SOURCE MATERIAL

###

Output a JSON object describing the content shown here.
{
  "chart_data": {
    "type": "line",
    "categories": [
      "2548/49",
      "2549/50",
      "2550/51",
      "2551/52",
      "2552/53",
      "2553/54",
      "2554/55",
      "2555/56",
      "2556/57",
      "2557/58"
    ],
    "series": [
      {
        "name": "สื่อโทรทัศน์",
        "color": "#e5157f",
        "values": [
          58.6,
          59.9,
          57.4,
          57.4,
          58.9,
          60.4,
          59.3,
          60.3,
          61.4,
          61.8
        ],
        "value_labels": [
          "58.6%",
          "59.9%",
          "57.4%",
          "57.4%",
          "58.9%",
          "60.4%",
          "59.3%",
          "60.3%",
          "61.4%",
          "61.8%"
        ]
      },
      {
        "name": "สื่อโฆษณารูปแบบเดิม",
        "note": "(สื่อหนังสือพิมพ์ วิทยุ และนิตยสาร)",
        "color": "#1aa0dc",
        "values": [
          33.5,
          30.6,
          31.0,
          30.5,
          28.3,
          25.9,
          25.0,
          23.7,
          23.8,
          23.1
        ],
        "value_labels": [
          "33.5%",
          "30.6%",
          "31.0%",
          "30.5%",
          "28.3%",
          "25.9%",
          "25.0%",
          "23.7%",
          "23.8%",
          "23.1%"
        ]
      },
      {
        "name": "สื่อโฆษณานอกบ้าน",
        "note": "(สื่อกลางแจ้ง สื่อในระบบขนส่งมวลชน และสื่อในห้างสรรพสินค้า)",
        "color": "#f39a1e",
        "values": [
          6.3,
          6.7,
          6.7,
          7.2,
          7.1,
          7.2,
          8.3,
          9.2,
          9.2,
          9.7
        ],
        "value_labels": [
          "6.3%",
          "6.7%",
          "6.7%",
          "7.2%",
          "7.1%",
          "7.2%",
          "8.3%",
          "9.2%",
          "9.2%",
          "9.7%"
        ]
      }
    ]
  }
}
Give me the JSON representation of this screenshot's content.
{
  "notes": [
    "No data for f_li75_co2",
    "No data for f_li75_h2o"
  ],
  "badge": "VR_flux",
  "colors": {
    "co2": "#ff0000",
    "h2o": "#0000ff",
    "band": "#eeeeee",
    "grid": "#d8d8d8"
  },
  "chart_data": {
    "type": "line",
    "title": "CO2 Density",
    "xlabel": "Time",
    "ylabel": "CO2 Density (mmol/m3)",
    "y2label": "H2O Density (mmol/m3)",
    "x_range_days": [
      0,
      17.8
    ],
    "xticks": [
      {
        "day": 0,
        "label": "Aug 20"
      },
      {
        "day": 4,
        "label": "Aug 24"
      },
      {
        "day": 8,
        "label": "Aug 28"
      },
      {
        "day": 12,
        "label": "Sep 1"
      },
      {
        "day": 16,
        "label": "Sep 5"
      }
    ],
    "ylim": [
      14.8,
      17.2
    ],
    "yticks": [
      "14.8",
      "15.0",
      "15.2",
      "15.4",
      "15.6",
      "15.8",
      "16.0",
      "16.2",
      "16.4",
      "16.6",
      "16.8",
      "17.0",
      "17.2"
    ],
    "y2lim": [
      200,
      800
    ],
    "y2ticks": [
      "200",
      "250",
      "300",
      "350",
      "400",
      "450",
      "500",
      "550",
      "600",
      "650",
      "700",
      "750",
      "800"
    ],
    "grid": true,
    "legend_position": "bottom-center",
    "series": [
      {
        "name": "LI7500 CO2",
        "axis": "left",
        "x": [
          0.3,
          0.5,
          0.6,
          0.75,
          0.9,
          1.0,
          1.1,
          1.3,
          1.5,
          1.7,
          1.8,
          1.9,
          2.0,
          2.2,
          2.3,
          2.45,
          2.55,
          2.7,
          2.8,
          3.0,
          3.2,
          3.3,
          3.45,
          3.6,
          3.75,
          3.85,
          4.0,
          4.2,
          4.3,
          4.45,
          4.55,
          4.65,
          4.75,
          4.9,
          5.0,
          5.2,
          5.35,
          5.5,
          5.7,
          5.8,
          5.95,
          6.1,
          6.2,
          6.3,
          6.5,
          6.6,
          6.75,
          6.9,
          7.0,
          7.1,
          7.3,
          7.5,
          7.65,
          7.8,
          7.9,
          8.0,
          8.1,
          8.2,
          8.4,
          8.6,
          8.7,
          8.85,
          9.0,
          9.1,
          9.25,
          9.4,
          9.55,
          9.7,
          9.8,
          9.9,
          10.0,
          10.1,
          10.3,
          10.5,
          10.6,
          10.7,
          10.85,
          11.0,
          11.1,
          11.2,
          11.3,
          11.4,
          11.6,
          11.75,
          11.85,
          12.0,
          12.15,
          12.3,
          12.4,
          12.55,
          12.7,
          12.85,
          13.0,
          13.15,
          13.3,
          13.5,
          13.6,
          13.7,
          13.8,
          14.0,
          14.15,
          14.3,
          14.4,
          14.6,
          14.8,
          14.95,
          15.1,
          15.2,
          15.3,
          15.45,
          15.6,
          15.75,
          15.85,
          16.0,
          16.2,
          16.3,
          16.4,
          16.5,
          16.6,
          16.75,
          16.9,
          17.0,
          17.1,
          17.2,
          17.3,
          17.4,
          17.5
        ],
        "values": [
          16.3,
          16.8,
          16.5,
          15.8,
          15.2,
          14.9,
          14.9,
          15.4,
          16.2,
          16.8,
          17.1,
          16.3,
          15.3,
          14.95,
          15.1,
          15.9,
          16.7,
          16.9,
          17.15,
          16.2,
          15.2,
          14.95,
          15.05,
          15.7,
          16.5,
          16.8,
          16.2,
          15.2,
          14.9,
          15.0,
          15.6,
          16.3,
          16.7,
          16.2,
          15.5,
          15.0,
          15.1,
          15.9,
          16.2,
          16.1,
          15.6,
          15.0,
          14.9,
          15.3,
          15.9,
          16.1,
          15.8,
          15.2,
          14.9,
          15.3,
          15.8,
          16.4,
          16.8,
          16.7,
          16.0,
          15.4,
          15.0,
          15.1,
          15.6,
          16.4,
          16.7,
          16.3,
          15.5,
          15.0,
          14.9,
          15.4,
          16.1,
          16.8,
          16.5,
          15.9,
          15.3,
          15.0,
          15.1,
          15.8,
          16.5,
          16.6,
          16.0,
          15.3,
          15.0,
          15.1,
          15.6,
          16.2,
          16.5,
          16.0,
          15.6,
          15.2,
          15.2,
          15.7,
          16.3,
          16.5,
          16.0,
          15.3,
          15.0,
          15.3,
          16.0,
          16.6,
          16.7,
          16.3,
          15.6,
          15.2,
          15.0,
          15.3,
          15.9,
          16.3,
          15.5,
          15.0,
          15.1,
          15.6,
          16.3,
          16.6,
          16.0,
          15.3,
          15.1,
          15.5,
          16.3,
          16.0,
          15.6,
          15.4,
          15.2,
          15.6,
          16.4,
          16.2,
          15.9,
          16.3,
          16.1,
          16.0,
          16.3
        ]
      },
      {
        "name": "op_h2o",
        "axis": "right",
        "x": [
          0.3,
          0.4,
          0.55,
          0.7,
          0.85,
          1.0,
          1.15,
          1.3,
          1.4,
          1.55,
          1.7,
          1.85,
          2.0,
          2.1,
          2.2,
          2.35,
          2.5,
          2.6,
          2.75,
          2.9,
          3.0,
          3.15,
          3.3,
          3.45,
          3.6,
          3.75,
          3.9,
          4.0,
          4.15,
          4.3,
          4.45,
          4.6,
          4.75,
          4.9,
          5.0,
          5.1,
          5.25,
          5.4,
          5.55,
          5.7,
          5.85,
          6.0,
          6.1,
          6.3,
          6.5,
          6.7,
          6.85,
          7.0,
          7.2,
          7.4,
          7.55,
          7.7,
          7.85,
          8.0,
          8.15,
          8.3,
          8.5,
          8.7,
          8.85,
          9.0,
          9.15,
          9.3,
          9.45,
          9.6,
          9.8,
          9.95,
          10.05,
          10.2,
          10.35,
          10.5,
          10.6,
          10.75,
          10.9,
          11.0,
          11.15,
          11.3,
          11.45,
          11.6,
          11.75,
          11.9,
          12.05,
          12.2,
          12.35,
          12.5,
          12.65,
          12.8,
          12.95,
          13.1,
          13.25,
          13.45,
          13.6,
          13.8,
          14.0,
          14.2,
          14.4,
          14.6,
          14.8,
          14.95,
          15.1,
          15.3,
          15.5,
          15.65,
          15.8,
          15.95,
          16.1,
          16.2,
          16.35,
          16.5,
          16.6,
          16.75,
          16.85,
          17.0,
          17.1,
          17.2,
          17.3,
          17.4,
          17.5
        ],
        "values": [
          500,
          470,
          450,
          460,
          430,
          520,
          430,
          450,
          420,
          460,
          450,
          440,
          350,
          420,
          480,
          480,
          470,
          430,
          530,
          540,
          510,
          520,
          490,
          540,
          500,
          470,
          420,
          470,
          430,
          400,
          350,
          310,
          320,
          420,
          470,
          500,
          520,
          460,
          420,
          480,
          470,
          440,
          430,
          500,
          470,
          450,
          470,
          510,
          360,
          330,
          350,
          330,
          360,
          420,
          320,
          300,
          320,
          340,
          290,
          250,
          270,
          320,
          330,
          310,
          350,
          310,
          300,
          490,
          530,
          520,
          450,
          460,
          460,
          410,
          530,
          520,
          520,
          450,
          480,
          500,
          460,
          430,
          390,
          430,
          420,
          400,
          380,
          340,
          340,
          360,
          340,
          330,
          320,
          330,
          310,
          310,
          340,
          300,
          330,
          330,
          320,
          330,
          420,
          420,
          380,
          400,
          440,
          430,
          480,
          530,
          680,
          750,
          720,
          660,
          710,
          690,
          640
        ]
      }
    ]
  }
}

###

TASK OBJECTIVE
Read the lines above. Gather those in which the string "JSON" is found.

ANSWER TO THE TASK
Output a JSON object describing the content shown here.
Give me the JSON representation of this screenshot's content.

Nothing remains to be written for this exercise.